Dataset records
++++++++++++++++++++

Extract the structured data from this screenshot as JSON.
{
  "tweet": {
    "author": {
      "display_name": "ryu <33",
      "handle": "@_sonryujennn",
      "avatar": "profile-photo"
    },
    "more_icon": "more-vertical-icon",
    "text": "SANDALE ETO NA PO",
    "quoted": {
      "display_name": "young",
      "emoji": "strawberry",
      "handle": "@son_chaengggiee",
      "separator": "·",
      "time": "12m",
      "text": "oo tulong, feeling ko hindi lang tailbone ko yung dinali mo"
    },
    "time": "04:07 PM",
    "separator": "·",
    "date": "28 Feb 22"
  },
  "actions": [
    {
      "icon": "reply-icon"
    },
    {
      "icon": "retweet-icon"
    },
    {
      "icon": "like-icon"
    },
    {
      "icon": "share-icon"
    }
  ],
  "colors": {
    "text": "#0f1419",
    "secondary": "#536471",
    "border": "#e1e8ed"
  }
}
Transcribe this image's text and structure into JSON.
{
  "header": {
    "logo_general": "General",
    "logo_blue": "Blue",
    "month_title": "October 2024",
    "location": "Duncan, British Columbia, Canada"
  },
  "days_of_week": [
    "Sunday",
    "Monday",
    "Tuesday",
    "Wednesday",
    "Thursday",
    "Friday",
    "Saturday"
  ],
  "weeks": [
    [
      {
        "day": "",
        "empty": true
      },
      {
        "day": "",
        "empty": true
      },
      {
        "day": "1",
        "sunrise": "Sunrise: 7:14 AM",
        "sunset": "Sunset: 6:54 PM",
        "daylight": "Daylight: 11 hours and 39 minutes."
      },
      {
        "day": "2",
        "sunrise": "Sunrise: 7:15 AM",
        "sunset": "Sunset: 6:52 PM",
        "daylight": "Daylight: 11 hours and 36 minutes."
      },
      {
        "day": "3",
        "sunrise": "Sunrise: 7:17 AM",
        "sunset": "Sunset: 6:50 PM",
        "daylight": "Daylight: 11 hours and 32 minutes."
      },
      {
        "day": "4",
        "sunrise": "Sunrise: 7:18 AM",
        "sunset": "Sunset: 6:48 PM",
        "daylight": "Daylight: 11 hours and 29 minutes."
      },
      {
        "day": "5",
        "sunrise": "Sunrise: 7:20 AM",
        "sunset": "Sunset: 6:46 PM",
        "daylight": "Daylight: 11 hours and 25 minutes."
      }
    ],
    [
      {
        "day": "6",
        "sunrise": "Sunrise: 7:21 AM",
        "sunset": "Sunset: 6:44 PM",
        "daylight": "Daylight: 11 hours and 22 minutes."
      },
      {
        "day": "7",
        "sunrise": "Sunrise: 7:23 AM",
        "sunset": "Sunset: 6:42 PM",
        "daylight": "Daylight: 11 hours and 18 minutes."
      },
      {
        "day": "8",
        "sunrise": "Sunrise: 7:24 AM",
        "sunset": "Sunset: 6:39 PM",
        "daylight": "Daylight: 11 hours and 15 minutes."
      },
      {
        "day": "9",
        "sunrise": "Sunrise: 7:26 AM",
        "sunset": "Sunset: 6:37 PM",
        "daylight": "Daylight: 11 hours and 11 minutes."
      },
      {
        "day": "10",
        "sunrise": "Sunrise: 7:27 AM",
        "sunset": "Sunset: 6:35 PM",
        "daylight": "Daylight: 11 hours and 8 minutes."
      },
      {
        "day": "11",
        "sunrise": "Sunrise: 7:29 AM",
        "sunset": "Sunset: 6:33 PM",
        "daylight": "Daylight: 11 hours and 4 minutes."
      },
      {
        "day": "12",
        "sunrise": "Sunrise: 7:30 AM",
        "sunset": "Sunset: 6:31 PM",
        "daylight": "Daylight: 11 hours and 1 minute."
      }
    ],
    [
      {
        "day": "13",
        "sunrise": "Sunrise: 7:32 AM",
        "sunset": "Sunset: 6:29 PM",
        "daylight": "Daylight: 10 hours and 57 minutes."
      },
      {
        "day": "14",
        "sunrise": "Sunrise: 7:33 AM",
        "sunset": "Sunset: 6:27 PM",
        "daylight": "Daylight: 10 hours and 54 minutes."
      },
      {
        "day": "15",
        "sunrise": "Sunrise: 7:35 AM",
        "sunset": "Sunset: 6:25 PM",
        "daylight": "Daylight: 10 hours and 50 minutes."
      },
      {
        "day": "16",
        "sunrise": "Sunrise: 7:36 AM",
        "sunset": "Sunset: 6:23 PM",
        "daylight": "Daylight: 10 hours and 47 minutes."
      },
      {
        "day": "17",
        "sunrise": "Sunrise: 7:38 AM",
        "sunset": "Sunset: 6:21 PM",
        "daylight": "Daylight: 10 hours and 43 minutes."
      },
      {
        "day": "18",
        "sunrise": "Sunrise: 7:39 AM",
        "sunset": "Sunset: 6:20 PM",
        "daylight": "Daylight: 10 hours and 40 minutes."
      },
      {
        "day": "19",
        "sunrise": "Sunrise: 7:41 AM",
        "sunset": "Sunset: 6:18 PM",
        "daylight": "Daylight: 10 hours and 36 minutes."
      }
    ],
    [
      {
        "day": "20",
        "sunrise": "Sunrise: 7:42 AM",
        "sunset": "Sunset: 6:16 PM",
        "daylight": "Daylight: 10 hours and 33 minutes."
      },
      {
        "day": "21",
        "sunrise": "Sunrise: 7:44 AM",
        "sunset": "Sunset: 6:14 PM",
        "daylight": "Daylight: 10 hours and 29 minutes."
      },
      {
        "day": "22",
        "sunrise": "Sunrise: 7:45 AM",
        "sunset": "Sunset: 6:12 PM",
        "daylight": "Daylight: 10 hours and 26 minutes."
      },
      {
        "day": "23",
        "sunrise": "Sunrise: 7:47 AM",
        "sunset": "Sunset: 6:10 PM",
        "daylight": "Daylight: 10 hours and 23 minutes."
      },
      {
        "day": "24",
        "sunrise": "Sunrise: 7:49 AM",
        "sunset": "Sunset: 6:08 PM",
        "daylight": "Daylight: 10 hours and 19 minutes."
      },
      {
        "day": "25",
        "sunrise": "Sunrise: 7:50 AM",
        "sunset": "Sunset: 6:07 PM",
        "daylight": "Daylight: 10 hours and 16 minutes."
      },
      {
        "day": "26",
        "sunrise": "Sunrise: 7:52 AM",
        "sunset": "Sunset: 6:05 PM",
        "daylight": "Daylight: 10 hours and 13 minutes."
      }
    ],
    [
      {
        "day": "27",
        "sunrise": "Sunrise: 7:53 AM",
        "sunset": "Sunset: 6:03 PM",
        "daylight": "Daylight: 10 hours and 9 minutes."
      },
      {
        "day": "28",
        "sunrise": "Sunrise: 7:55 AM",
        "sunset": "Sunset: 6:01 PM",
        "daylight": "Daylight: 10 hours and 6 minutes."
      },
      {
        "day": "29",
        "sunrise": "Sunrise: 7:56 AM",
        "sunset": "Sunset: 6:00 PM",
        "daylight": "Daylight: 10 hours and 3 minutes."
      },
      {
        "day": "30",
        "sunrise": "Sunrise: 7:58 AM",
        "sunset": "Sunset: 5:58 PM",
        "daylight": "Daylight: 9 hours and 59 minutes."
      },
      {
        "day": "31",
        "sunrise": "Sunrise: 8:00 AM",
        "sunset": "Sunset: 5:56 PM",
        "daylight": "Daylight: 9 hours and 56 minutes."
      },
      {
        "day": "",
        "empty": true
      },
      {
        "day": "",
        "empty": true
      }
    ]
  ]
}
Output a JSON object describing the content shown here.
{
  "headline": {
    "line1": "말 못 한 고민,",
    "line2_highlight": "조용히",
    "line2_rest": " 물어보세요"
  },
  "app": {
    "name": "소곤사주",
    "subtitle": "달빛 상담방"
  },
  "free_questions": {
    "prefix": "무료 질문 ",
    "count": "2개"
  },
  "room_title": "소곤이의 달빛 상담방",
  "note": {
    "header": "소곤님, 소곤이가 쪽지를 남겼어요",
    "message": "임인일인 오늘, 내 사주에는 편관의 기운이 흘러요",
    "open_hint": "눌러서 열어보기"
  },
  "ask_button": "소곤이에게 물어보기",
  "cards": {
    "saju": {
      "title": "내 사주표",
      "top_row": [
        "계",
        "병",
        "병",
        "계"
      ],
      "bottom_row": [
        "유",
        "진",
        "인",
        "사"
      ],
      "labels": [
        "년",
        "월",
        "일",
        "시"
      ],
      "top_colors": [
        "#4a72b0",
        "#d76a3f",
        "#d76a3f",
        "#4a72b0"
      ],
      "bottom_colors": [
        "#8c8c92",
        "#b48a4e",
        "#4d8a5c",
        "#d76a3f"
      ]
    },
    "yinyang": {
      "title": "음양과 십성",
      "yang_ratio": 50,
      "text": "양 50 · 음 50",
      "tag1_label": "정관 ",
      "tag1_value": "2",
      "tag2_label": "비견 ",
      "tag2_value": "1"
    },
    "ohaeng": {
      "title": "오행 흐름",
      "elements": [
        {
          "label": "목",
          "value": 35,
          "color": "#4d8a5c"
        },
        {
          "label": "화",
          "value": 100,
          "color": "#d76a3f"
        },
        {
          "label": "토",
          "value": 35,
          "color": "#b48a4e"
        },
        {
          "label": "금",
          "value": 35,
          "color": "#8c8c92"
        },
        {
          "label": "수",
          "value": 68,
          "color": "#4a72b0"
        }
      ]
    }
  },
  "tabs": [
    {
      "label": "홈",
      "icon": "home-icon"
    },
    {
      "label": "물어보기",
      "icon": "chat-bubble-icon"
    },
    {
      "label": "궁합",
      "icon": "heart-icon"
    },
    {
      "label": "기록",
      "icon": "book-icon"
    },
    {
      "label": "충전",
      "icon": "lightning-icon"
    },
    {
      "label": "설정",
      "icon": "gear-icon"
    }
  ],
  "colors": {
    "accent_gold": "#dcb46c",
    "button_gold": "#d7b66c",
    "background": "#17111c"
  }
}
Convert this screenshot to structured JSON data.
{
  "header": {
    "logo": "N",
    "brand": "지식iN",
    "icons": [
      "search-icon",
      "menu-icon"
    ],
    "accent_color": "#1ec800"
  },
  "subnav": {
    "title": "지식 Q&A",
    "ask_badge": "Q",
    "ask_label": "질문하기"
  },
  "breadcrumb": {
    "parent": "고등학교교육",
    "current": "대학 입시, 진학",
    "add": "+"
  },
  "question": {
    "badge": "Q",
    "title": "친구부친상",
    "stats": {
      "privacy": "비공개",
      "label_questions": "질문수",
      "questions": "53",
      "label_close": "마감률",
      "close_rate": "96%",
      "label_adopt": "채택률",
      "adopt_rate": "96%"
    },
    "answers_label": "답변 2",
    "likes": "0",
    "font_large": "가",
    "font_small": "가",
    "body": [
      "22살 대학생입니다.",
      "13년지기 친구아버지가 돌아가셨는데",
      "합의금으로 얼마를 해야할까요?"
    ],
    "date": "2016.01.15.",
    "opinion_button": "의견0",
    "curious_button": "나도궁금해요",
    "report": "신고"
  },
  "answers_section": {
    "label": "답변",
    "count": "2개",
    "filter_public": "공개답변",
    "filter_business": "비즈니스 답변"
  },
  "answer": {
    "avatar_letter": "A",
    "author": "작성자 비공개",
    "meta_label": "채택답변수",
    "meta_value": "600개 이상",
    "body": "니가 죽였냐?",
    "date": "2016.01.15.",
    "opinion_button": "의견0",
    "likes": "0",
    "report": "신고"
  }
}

++++++++++++++++++++

### [Exercise description]
Send back exactly the lines from the line with "Convert this screenshot" through the end of the records.

### [Output for this task]
Convert this screenshot to structured JSON data.
{
  "header": {
    "logo": "N",
    "brand": "지식iN",
    "icons": [
      "search-icon",
      "menu-icon"
    ],
    "accent_color": "#1ec800"
  },
  "subnav": {
    "title": "지식 Q&A",
    "ask_badge": "Q",
    "ask_label": "질문하기"
  },
  "breadcrumb": {
    "parent": "고등학교교육",
    "current": "대학 입시, 진학",
    "add": "+"
  },
  "question": {
    "badge": "Q",
    "title": "친구부친상",
    "stats": {
      "privacy": "비공개",
      "label_questions": "질문수",
      "questions": "53",
      "label_close": "마감률",
      "close_rate": "96%",
      "label_adopt": "채택률",
      "adopt_rate": "96%"
    },
    "answers_label": "답변 2",
    "likes": "0",
    "font_large": "가",
    "font_small": "가",
    "body": [
      "22살 대학생입니다.",
      "13년지기 친구아버지가 돌아가셨는데",
      "합의금으로 얼마를 해야할까요?"
    ],
    "date": "2016.01.15.",
    "opinion_button": "의견0",
    "curious_button": "나도궁금해요",
    "report": "신고"
  },
  "answers_section": {
    "label": "답변",
    "count": "2개",
    "filter_public": "공개답변",
    "filter_business": "비즈니스 답변"
  },
  "answer": {
    "avatar_letter": "A",
    "author": "작성자 비공개",
    "meta_label": "채택답변수",
    "meta_value": "600개 이상",
    "body": "니가 죽였냐?",
    "date": "2016.01.15.",
    "opinion_button": "의견0",
    "likes": "0",
    "report": "신고"
  }
}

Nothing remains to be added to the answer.